### EXERCISE DIRECTIONS
Copy each of the following lines word for word, leaving out the pictures.

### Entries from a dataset
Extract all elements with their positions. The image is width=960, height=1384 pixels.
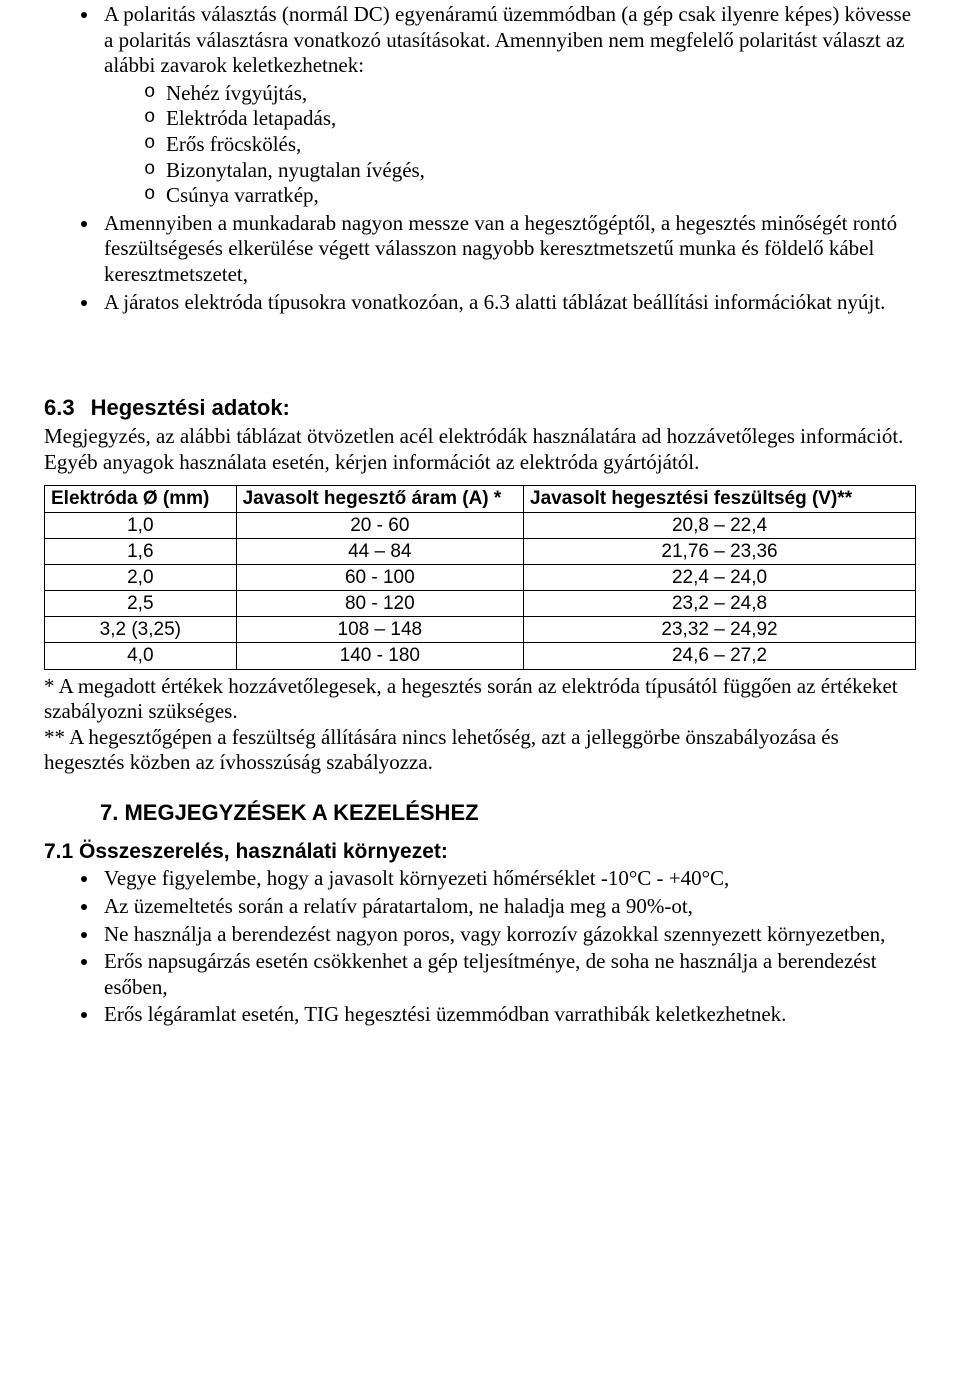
list-item: Az üzemeltetés során a relatív páratarta… [100,894,916,920]
table-cell: 20 - 60 [236,512,523,538]
table-cell: 24,6 – 27,2 [524,643,916,669]
list-item: Amennyiben a munkadarab nagyon messze va… [100,211,916,288]
list-item: Vegye figyelembe, hogy a javasolt környe… [100,866,916,892]
list-item-text: Nehéz ívgyújtás, [166,81,307,105]
table-row: 4,0 140 - 180 24,6 – 27,2 [45,643,916,669]
footnote: * A megadott értékek hozzávetőlegesek, a… [44,674,916,725]
section-6-3-title: 6.3Hegesztési adatok: [44,395,916,422]
table-footnotes: * A megadott értékek hozzávetőlegesek, a… [44,674,916,776]
table-cell: 108 – 148 [236,617,523,643]
section-heading-text: Hegesztési adatok: [91,395,290,420]
table-cell: 2,5 [45,591,237,617]
table-cell: 2,0 [45,564,237,590]
list-item: Csúnya varratkép, [144,183,916,209]
list-item-text: Bizonytalan, nyugtalan ívégés, [166,158,425,182]
table-row: 2,5 80 - 120 23,2 – 24,8 [45,591,916,617]
table-cell: 140 - 180 [236,643,523,669]
welding-data-table: Elektróda Ø (mm) Javasolt hegesztő áram … [44,485,916,669]
section-7-1-heading: 7.1 Összeszerelés, használati környezet: [44,839,916,865]
table-cell: 4,0 [45,643,237,669]
table-row: 3,2 (3,25) 108 – 148 23,32 – 24,92 [45,617,916,643]
list-item-text: Az üzemeltetés során a relatív páratarta… [104,894,693,918]
list-item: A járatos elektróda típusokra vonatkozóa… [100,290,916,316]
table-row: 1,6 44 – 84 21,76 – 23,36 [45,538,916,564]
table-cell: 1,6 [45,538,237,564]
list-item-text: Erős napsugárzás esetén csökkenhet a gép… [104,949,877,999]
table-cell: 1,0 [45,512,237,538]
table-cell: 23,32 – 24,92 [524,617,916,643]
list-item-text: A járatos elektróda típusokra vonatkozóa… [104,290,885,314]
list-item-text: Ne használja a berendezést nagyon poros,… [104,922,885,946]
table-cell: 44 – 84 [236,538,523,564]
footnote: ** A hegesztőgépen a feszültség állításá… [44,725,916,776]
table-header-cell: Elektróda Ø (mm) [45,486,237,512]
table-cell: 60 - 100 [236,564,523,590]
table-cell: 21,76 – 23,36 [524,538,916,564]
list-item: Bizonytalan, nyugtalan ívégés, [144,158,916,184]
list-item: Erős légáramlat esetén, TIG hegesztési ü… [100,1002,916,1028]
list-item-text: Csúnya varratkép, [166,183,319,207]
list-item-text: Erős légáramlat esetén, TIG hegesztési ü… [104,1002,786,1026]
table-cell: 22,4 – 24,0 [524,564,916,590]
list-item: A polaritás választás (normál DC) egyená… [100,2,916,209]
table-cell: 20,8 – 22,4 [524,512,916,538]
list-item-text: Vegye figyelembe, hogy a javasolt környe… [104,866,729,890]
section-7-1-list: Vegye figyelembe, hogy a javasolt környe… [44,866,916,1028]
table-row: 1,0 20 - 60 20,8 – 22,4 [45,512,916,538]
list-item-text: A polaritás választás (normál DC) egyená… [104,2,911,77]
table-header-cell: Javasolt hegesztő áram (A) * [236,486,523,512]
table-row: 2,0 60 - 100 22,4 – 24,0 [45,564,916,590]
table-cell: 80 - 120 [236,591,523,617]
sub-list: Nehéz ívgyújtás, Elektróda letapadás, Er… [104,81,916,209]
section-7-heading: 7. MEGJEGYZÉSEK A KEZELÉSHEZ [100,800,916,827]
list-item: Nehéz ívgyújtás, [144,81,916,107]
list-item-text: Amennyiben a munkadarab nagyon messze va… [104,211,897,286]
list-item-text: Elektróda letapadás, [166,106,336,130]
table-header-cell: Javasolt hegesztési feszültség (V)** [524,486,916,512]
section-6-3-intro: Megjegyzés, az alábbi táblázat ötvözetle… [44,424,916,475]
section-number: 6.3 [44,395,91,420]
spacer [44,321,916,395]
top-bullet-list: A polaritás választás (normál DC) egyená… [44,2,916,315]
list-item: Erős fröcskölés, [144,132,916,158]
table-cell: 23,2 – 24,8 [524,591,916,617]
list-item: Ne használja a berendezést nagyon poros,… [100,922,916,948]
list-item: Erős napsugárzás esetén csökkenhet a gép… [100,949,916,1000]
table-cell: 3,2 (3,25) [45,617,237,643]
table-header-row: Elektróda Ø (mm) Javasolt hegesztő áram … [45,486,916,512]
list-item: Elektróda letapadás, [144,106,916,132]
document-page: A polaritás választás (normál DC) egyená… [0,0,960,1384]
list-item-text: Erős fröcskölés, [166,132,301,156]
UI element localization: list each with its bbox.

### IN RESPONSE
Extract all elements with their positions. The image is width=960, height=1384 pixels.
list-item: Az üzemeltetés során a relatív páratarta… [100,894,916,920]
table-cell: 20 - 60 [236,512,523,538]
table-cell: 24,6 – 27,2 [524,643,916,669]
list-item: Amennyiben a munkadarab nagyon messze va… [100,211,916,288]
list-item: Vegye figyelembe, hogy a javasolt környe… [100,866,916,892]
list-item-text: Nehéz ívgyújtás, [166,81,307,105]
table-row: 4,0 140 - 180 24,6 – 27,2 [45,643,916,669]
footnote: * A megadott értékek hozzávetőlegesek, a… [44,674,916,725]
section-6-3-title: 6.3Hegesztési adatok: [44,395,916,422]
table-footnotes: * A megadott értékek hozzávetőlegesek, a… [44,674,916,776]
table-cell: 108 – 148 [236,617,523,643]
section-heading-text: Hegesztési adatok: [91,395,290,420]
table-cell: 2,5 [45,591,237,617]
table-cell: 2,0 [45,564,237,590]
list-item: Csúnya varratkép, [144,183,916,209]
list-item-text: Bizonytalan, nyugtalan ívégés, [166,158,425,182]
table-row: 2,5 80 - 120 23,2 – 24,8 [45,591,916,617]
table-cell: 140 - 180 [236,643,523,669]
welding-data-table: Elektróda Ø (mm) Javasolt hegesztő áram … [44,485,916,669]
section-7-1-heading: 7.1 Összeszerelés, használati környezet: [44,839,916,865]
table-cell: 4,0 [45,643,237,669]
table-row: 3,2 (3,25) 108 – 148 23,32 – 24,92 [45,617,916,643]
list-item-text: Az üzemeltetés során a relatív páratarta… [104,894,693,918]
list-item: A járatos elektróda típusokra vonatkozóa… [100,290,916,316]
table-row: 1,6 44 – 84 21,76 – 23,36 [45,538,916,564]
table-cell: 1,6 [45,538,237,564]
list-item-text: Erős napsugárzás esetén csökkenhet a gép… [104,949,877,999]
table-cell: 1,0 [45,512,237,538]
table-cell: 23,32 – 24,92 [524,617,916,643]
list-item-text: A járatos elektróda típusokra vonatkozóa… [104,290,885,314]
list-item-text: Ne használja a berendezést nagyon poros,… [104,922,885,946]
table-cell: 44 – 84 [236,538,523,564]
footnote: ** A hegesztőgépen a feszültség állításá… [44,725,916,776]
table-header-cell: Elektróda Ø (mm) [45,486,237,512]
table-cell: 60 - 100 [236,564,523,590]
table-cell: 21,76 – 23,36 [524,538,916,564]
list-item: Bizonytalan, nyugtalan ívégés, [144,158,916,184]
list-item: Erős légáramlat esetén, TIG hegesztési ü… [100,1002,916,1028]
list-item-text: Csúnya varratkép, [166,183,319,207]
list-item-text: Erős légáramlat esetén, TIG hegesztési ü… [104,1002,786,1026]
table-cell: 22,4 – 24,0 [524,564,916,590]
list-item: A polaritás választás (normál DC) egyená… [100,2,916,209]
table-cell: 20,8 – 22,4 [524,512,916,538]
list-item-text: Vegye figyelembe, hogy a javasolt környe… [104,866,729,890]
section-7-1-list: Vegye figyelembe, hogy a javasolt környe… [44,866,916,1028]
table-row: 1,0 20 - 60 20,8 – 22,4 [45,512,916,538]
list-item-text: A polaritás választás (normál DC) egyená… [104,2,911,77]
table-header-cell: Javasolt hegesztő áram (A) * [236,486,523,512]
table-row: 2,0 60 - 100 22,4 – 24,0 [45,564,916,590]
table-cell: 80 - 120 [236,591,523,617]
sub-list: Nehéz ívgyújtás, Elektróda letapadás, Er… [104,81,916,209]
section-7-heading: 7. MEGJEGYZÉSEK A KEZELÉSHEZ [100,800,916,827]
list-item: Nehéz ívgyújtás, [144,81,916,107]
list-item-text: Amennyiben a munkadarab nagyon messze va… [104,211,897,286]
list-item-text: Elektróda letapadás, [166,106,336,130]
table-header-cell: Javasolt hegesztési feszültség (V)** [524,486,916,512]
section-6-3-intro: Megjegyzés, az alábbi táblázat ötvözetle… [44,424,916,475]
section-number: 6.3 [44,395,91,420]
spacer [44,321,916,395]
top-bullet-list: A polaritás választás (normál DC) egyená… [44,2,916,315]
list-item: Erős fröcskölés, [144,132,916,158]
table-cell: 23,2 – 24,8 [524,591,916,617]
list-item: Ne használja a berendezést nagyon poros,… [100,922,916,948]
list-item: Erős napsugárzás esetén csökkenhet a gép… [100,949,916,1000]
table-cell: 3,2 (3,25) [45,617,237,643]
table-header-row: Elektróda Ø (mm) Javasolt hegesztő áram … [45,486,916,512]
list-item: Elektróda letapadás, [144,106,916,132]
document-page: A polaritás választás (normál DC) egyená… [0,0,960,1384]
list-item-text: Erős fröcskölés, [166,132,301,156]
UI element localization: list each with its bbox.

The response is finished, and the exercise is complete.